_Zestaw ćwiczeń_:
1: Przytocz ponownie z tekstu źródłowego fragment, który otwierają słowa zawierające „Tego nie dało”, a zamyka „się aktualnie znajdują.”.
2: Przepisz dokładnie wiersze listingu od jego początku aż do wiersza zawierającego „review-line: 근육 움직임을”, łącznie z tym wierszem.

_Źródło_:
# # # # # # #

Tego nie dało się opisać w żaden sposób i nie było chyba takich słów, aczkolwiek Magdalena od razu jak odzyskała świadomość starała się uratować te skrawki pamięci, które mogły pozostać po locie. Niestety wszystko co pamięta to światła i jęki, cóż ważniejsze jest – gdzie się aktualnie znajdują.
Bolał ją każdy fragment ciała, może to efekt uboczny podróży w czasie, a może po prostu przenieśli się parę metrów nad ziemie, ale czy na pewno są w przeszłości? Magdalena spojrzała w górę: „Jakie ślicznie niebo” – pomyślała, pociągając nosem – „i ten zapach.. tak to musi być przeszłość, u nas już chyba nie ma takich miejsc”.

# # # # # # #

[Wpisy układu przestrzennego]
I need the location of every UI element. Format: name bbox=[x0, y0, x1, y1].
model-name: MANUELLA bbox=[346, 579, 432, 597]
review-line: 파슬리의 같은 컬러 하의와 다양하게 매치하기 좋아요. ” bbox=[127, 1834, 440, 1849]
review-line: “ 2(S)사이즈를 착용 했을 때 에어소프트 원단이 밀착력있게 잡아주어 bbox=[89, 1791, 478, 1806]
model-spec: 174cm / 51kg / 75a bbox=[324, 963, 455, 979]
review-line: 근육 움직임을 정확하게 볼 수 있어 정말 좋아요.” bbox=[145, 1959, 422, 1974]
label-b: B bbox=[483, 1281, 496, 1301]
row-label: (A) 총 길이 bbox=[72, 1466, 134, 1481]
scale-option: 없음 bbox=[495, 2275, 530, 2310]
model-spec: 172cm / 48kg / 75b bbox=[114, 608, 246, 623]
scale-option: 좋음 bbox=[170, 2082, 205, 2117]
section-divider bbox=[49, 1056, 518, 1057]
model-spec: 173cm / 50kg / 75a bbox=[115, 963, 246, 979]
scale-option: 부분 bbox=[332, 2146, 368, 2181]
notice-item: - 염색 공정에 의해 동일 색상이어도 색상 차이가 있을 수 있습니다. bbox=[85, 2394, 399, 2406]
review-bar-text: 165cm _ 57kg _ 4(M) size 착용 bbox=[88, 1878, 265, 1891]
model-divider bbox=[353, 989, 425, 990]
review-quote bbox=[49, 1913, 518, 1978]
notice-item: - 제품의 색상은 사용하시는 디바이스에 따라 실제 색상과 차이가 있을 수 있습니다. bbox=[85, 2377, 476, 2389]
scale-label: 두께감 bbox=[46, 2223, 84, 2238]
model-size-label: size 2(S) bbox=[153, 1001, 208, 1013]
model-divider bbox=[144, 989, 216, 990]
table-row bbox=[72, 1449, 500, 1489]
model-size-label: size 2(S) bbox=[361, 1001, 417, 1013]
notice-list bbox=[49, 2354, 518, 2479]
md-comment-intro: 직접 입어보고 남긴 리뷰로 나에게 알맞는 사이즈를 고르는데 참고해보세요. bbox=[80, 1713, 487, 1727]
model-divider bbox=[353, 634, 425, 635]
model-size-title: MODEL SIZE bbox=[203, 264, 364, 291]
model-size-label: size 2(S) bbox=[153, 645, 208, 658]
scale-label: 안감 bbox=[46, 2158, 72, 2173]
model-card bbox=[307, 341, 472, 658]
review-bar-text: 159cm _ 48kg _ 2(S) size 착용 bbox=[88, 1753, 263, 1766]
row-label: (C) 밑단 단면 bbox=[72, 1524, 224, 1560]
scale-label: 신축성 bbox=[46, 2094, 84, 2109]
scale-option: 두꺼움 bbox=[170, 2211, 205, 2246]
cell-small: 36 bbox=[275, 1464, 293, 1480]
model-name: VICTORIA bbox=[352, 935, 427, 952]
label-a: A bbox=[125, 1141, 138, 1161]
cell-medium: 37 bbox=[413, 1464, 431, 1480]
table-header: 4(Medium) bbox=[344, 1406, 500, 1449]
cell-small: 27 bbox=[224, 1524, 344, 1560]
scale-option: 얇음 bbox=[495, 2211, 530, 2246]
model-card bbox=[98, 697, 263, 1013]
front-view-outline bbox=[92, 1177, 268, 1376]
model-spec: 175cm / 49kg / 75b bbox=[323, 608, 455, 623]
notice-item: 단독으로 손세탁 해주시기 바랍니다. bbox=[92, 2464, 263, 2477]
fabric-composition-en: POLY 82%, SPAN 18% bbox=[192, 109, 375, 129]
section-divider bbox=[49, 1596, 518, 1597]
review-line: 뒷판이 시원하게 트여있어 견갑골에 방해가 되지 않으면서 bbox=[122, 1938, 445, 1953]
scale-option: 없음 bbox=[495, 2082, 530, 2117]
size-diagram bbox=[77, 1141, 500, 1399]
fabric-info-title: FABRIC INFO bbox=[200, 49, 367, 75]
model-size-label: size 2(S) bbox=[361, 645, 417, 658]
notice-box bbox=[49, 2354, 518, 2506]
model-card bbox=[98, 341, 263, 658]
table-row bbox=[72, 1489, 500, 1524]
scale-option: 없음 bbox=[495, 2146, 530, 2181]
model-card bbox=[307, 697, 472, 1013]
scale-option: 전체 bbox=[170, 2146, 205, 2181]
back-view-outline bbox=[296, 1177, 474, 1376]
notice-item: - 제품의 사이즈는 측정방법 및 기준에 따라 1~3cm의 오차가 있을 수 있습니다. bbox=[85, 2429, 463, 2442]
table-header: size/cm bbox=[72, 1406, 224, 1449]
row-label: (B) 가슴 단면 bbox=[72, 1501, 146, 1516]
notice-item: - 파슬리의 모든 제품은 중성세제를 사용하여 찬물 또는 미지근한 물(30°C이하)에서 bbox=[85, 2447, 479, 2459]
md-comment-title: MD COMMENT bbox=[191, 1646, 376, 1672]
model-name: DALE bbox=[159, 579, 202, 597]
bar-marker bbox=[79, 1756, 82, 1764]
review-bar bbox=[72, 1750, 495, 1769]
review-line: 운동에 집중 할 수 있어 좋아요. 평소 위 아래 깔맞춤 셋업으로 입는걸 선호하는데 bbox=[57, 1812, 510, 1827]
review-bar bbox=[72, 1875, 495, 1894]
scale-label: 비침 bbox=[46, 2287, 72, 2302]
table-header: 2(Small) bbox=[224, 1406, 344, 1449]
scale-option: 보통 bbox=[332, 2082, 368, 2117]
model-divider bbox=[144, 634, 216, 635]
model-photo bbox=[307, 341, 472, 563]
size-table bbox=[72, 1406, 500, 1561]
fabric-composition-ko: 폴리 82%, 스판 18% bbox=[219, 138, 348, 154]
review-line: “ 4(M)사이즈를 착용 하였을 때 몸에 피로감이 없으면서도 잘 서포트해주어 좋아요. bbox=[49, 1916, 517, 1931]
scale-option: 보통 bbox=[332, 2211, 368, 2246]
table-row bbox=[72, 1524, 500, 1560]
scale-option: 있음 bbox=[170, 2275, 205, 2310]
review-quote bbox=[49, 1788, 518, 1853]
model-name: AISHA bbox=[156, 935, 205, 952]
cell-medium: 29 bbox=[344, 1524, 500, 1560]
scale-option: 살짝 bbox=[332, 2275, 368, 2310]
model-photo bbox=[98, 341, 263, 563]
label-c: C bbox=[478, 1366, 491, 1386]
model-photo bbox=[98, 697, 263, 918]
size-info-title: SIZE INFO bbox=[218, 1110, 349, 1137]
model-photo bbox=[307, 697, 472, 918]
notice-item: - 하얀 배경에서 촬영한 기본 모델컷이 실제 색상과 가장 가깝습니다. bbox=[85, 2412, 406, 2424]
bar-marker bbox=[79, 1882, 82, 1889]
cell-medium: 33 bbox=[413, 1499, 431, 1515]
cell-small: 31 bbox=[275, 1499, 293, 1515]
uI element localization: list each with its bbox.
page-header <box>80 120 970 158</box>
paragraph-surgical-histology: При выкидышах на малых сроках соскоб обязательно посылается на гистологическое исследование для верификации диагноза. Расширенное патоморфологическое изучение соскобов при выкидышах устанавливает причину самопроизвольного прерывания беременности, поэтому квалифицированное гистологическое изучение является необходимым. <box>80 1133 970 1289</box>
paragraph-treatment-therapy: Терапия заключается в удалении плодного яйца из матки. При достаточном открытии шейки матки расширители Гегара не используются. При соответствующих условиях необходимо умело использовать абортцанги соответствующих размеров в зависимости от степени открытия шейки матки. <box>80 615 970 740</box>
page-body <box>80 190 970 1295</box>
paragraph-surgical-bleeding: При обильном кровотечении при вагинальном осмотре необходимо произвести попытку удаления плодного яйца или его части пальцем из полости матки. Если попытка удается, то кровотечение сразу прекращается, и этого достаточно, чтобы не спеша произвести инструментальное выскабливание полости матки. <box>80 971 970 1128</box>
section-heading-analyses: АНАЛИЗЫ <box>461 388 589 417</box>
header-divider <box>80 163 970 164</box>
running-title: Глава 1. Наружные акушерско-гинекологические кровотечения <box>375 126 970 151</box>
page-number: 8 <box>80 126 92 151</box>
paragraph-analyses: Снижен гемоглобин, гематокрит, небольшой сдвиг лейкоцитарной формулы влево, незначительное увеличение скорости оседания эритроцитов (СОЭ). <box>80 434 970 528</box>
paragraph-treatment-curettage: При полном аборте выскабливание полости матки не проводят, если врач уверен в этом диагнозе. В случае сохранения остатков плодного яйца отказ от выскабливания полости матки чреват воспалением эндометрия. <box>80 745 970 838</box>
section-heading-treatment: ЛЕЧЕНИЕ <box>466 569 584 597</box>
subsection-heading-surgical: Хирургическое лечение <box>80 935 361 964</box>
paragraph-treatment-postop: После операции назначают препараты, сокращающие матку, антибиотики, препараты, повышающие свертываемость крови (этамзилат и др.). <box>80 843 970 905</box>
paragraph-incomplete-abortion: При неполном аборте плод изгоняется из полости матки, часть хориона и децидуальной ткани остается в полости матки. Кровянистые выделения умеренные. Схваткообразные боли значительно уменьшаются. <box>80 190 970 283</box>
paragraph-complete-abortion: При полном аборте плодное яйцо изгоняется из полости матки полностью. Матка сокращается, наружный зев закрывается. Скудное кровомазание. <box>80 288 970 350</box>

# # # # # # #

_Odpowiedzi_:
1:
Tego nie dało się opisać w żaden sposób i nie było chyba takich słów, aczkolwiek Magdalena od razu jak odzyskała świadomość starała się uratować te skrawki pamięci, które mogły pozostać po locie. Niestety wszystko co pamięta to światła i jęki, cóż ważniejsze jest – gdzie się aktualnie znajdują.

2:
I need the location of every UI element. Format: name bbox=[x0, y0, x1, y1].
model-name: MANUELLA bbox=[346, 579, 432, 597]
review-line: 파슬리의 같은 컬러 하의와 다양하게 매치하기 좋아요. ” bbox=[127, 1834, 440, 1849]
review-line: “ 2(S)사이즈를 착용 했을 때 에어소프트 원단이 밀착력있게 잡아주어 bbox=[89, 1791, 478, 1806]
model-spec: 174cm / 51kg / 75a bbox=[324, 963, 455, 979]
review-line: 근육 움직임을 정확하게 볼 수 있어 정말 좋아요.” bbox=[145, 1959, 422, 1974]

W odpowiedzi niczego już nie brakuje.